Retyping should cover only the lines from the one containing "Give me the" through the final line of the records, with pictures omitted.

**Some records:**

------------------------------------------------

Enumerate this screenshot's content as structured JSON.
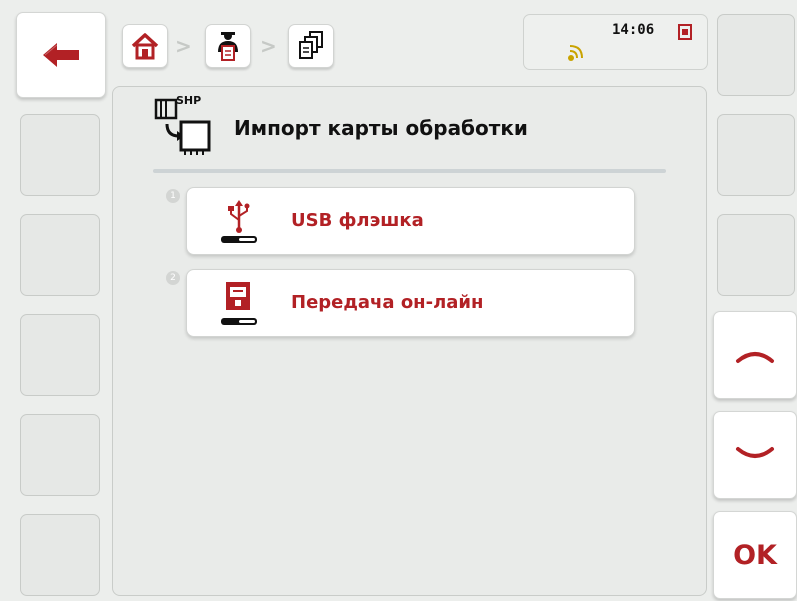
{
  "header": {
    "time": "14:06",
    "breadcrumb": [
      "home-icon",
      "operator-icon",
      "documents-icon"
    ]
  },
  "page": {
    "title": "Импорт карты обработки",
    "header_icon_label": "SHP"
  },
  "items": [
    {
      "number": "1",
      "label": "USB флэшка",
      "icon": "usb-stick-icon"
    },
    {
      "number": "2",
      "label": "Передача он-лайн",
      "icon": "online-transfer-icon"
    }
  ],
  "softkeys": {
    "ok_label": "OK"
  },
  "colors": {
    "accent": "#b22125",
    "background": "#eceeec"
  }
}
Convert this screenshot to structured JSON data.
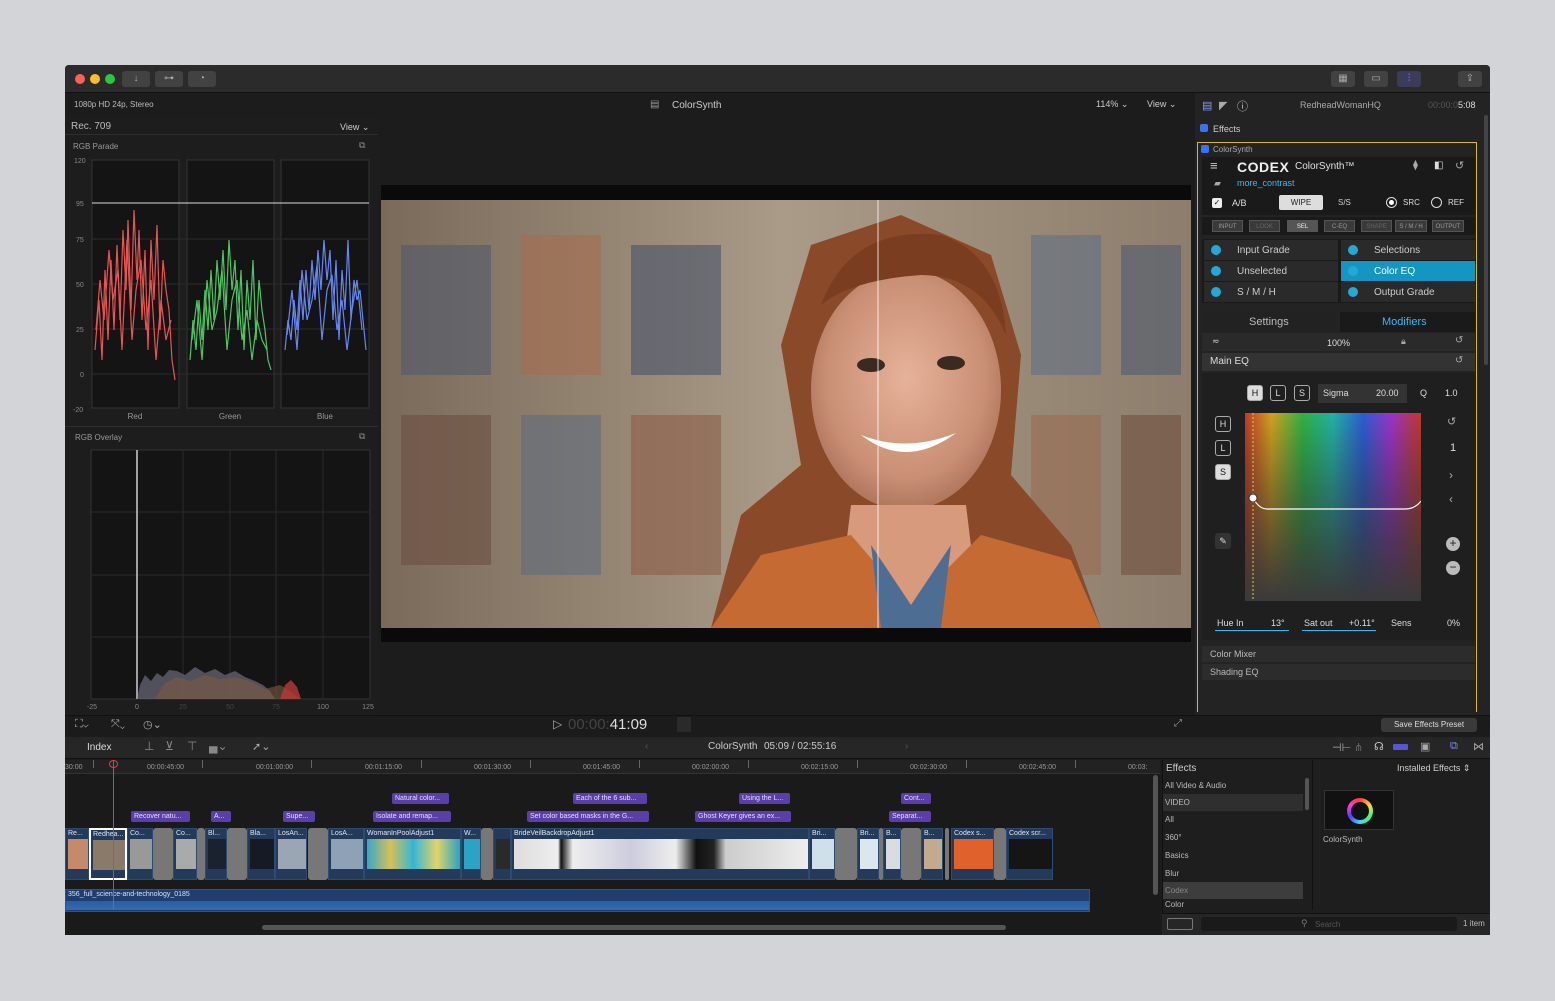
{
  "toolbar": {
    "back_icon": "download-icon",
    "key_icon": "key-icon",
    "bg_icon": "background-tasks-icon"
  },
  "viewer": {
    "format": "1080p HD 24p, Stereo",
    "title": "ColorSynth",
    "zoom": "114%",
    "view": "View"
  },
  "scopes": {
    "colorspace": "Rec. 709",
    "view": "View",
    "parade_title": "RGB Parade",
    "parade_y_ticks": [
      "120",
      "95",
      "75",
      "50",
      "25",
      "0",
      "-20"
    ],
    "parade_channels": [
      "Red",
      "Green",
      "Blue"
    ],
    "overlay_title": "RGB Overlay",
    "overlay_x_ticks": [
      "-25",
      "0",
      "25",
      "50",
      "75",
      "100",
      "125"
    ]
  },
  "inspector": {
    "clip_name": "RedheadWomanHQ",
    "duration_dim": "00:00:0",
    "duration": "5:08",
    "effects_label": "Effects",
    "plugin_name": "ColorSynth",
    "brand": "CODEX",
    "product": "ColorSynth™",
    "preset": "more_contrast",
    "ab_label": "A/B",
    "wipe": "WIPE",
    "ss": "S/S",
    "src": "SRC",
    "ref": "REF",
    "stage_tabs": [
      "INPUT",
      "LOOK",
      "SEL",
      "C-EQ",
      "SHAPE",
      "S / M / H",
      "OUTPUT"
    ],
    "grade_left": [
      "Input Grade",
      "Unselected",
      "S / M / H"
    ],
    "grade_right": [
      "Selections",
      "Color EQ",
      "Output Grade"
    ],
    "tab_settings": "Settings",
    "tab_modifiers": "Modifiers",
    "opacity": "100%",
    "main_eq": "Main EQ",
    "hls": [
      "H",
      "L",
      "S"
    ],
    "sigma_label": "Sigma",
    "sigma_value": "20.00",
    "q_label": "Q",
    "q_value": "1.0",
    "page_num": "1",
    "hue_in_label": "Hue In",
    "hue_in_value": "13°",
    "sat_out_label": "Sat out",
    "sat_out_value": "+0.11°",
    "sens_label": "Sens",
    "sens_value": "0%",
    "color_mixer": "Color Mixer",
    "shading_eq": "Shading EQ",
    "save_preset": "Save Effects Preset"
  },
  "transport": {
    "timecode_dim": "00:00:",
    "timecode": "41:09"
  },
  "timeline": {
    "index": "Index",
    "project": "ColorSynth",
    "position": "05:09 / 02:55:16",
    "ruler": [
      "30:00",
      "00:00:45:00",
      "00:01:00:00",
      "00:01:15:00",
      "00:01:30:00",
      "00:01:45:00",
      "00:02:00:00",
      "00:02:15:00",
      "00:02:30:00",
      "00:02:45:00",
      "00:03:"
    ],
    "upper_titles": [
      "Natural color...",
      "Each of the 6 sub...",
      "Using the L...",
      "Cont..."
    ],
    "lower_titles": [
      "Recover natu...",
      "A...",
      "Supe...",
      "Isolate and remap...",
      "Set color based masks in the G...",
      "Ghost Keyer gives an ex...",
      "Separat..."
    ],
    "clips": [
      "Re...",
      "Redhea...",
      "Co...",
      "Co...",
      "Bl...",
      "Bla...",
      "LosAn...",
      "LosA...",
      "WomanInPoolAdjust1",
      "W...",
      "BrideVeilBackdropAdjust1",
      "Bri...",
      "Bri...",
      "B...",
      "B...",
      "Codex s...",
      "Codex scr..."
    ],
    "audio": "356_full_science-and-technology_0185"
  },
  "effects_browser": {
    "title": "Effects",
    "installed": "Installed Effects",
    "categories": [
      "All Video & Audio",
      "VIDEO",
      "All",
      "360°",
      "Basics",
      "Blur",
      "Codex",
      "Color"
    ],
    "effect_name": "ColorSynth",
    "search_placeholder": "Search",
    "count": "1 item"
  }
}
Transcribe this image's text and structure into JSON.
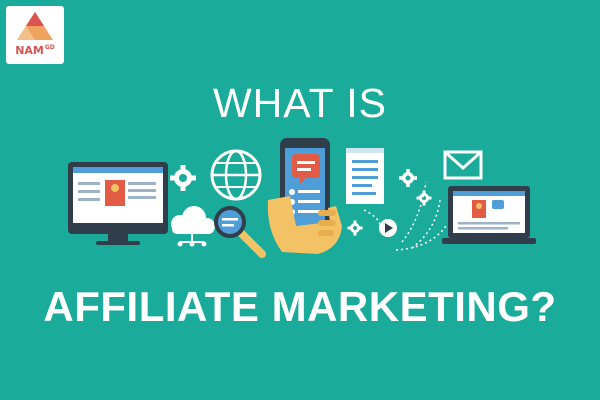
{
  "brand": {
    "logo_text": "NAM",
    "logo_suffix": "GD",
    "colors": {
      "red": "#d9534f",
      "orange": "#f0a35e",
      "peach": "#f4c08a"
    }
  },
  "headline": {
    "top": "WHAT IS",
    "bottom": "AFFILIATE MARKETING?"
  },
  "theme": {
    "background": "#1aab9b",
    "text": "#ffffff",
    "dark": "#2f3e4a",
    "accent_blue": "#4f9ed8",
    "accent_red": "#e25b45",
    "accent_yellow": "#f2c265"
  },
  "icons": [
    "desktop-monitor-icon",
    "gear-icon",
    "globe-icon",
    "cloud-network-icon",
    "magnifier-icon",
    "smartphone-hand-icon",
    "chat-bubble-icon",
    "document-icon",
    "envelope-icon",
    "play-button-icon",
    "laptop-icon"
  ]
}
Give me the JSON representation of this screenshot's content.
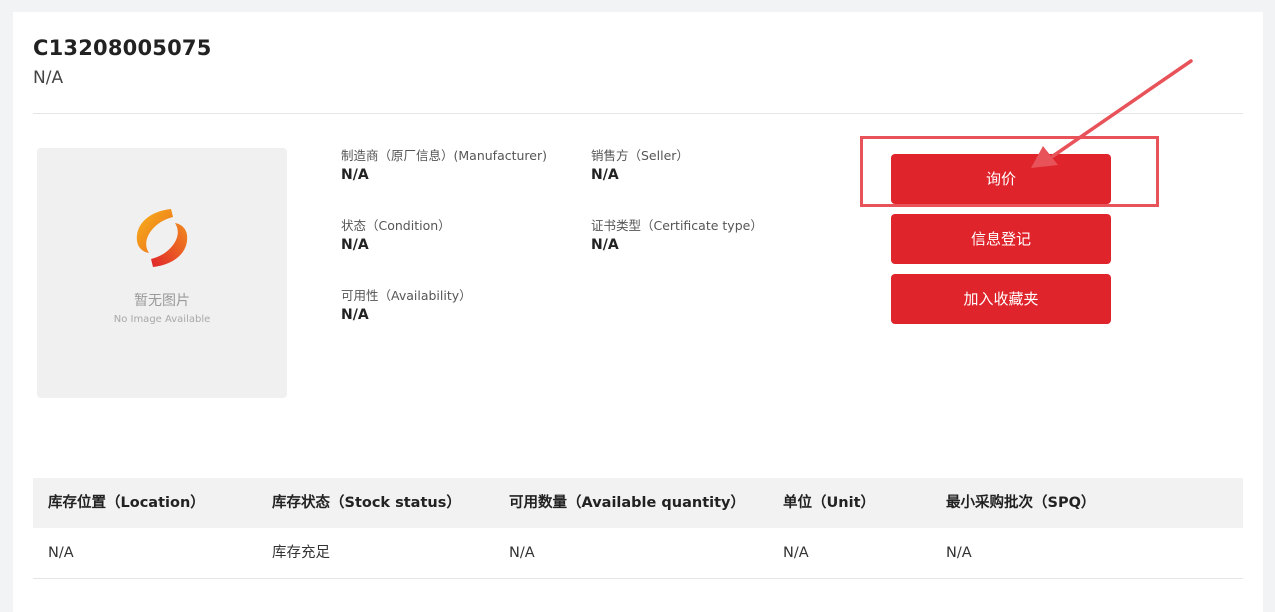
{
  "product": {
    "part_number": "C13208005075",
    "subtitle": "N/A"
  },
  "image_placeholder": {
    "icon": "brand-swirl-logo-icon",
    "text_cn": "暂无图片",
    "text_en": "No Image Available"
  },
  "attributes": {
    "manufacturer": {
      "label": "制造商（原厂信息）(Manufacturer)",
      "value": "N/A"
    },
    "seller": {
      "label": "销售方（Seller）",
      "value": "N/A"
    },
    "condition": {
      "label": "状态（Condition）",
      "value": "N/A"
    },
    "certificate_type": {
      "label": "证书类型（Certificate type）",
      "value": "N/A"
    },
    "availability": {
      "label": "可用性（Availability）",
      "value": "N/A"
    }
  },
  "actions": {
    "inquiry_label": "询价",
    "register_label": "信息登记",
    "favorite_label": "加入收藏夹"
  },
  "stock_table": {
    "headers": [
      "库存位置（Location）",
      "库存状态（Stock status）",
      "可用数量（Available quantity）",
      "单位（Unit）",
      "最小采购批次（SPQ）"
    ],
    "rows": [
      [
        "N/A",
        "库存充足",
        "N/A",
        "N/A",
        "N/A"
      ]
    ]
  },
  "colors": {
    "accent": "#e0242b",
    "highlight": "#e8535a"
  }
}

------------------------------------------------

**Result of this exercise:**
Give me the JSON representation of this screenshot's content.
{
  "product": {
    "part_number": "C13208005075",
    "subtitle": "N/A"
  },
  "image_placeholder": {
    "icon": "brand-swirl-logo-icon",
    "text_cn": "暂无图片",
    "text_en": "No Image Available"
  },
  "attributes": {
    "manufacturer": {
      "label": "制造商（原厂信息）(Manufacturer)",
      "value": "N/A"
    },
    "seller": {
      "label": "销售方（Seller）",
      "value": "N/A"
    },
    "condition": {
      "label": "状态（Condition）",
      "value": "N/A"
    },
    "certificate_type": {
      "label": "证书类型（Certificate type）",
      "value": "N/A"
    },
    "availability": {
      "label": "可用性（Availability）",
      "value": "N/A"
    }
  },
  "actions": {
    "inquiry_label": "询价",
    "register_label": "信息登记",
    "favorite_label": "加入收藏夹"
  },
  "stock_table": {
    "headers": [
      "库存位置（Location）",
      "库存状态（Stock status）",
      "可用数量（Available quantity）",
      "单位（Unit）",
      "最小采购批次（SPQ）"
    ],
    "rows": [
      [
        "N/A",
        "库存充足",
        "N/A",
        "N/A",
        "N/A"
      ]
    ]
  },
  "colors": {
    "accent": "#e0242b",
    "highlight": "#e8535a"
  }
}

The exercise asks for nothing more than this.